DIRECTIONS FOR THIS TASK:
Find the word "Laghate" in the records below. List each line containing it.

SOURCE RECORDS:
++++++++++++++++++++
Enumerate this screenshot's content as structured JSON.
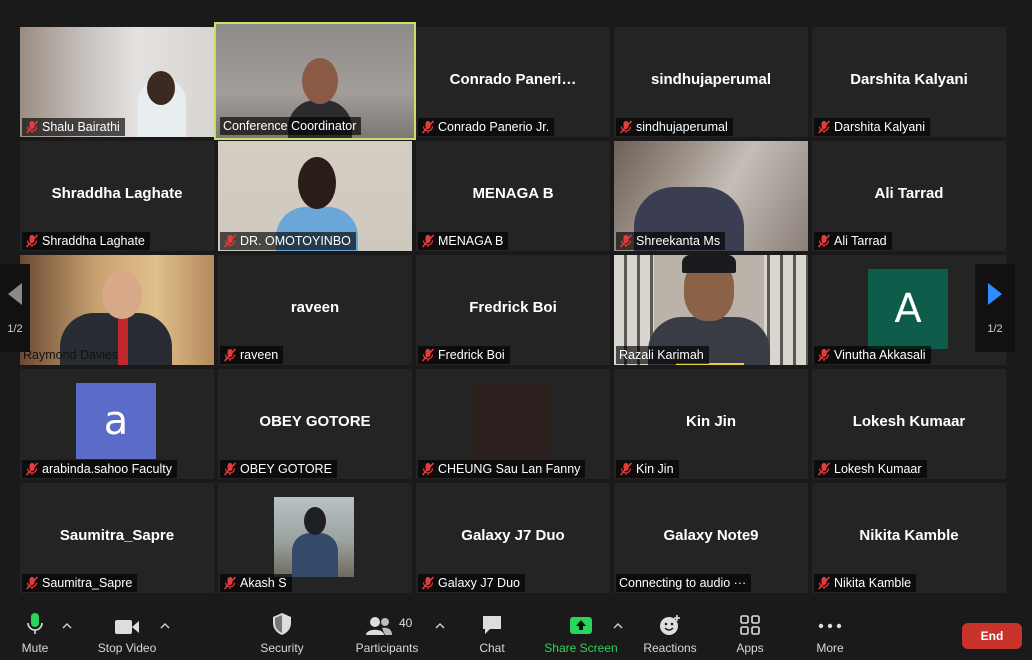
{
  "pager": {
    "page_left": "1/2",
    "page_right": "1/2"
  },
  "participants": [
    "Shalu Bairathi",
    "Conference Coordinator",
    "Conrado Panerio Jr.",
    "sindhujaperumal",
    "Darshita Kalyani",
    "Shraddha Laghate",
    "DR. OMOTOYINBO",
    "MENAGA B",
    "Shreekanta Ms",
    "Ali Tarrad",
    "Raymond Davies",
    "raveen",
    "Fredrick Boi",
    "Razali Karimah",
    "Vinutha Akkasali",
    "arabinda.sahoo Faculty",
    "OBEY GOTORE",
    "CHEUNG Sau Lan Fanny",
    "Kin Jin",
    "Lokesh Kumaar",
    "Saumitra_Sapre",
    "Akash S",
    "Galaxy J7 Duo",
    "Connecting to audio ···",
    "Nikita Kamble"
  ],
  "center_names": {
    "conrado": "Conrado  Paneri…",
    "sindhuja": "sindhujaperumal",
    "darshita": "Darshita Kalyani",
    "shraddha": "Shraddha Laghate",
    "menaga": "MENAGA B",
    "ali": "Ali Tarrad",
    "raveen": "raveen",
    "fredrick": "Fredrick Boi",
    "obey": "OBEY GOTORE",
    "kin": "Kin Jin",
    "lokesh": "Lokesh Kumaar",
    "saumitra": "Saumitra_Sapre",
    "galaxyj7": "Galaxy J7 Duo",
    "galaxynote": "Galaxy Note9",
    "nikita": "Nikita Kamble"
  },
  "avatars": {
    "vinutha": "A",
    "arabinda": "a"
  },
  "toolbar": {
    "mute": "Mute",
    "stop_video": "Stop Video",
    "security": "Security",
    "participants": "Participants",
    "participants_count": "40",
    "chat": "Chat",
    "share_screen": "Share Screen",
    "reactions": "Reactions",
    "apps": "Apps",
    "more": "More",
    "end": "End"
  },
  "colors": {
    "active_speaker": "#c8e06b",
    "share_green": "#2bd45a",
    "end_red": "#c8342c",
    "vinutha_avatar": "#0e5c4a",
    "arabinda_avatar": "#5a6cc8",
    "pager_arrow": "#2d8cff"
  },
  "icons": [
    "microphone-icon",
    "video-camera-icon",
    "shield-icon",
    "participants-icon",
    "chat-bubble-icon",
    "share-screen-icon",
    "reactions-icon",
    "apps-icon",
    "more-icon",
    "muted-mic-icon",
    "chevron-left-icon",
    "chevron-right-icon",
    "caret-up-icon"
  ]
}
++++++++++++++++++++
WRITTEN REPLY:
    "Shraddha Laghate",
    "shraddha": "Shraddha Laghate",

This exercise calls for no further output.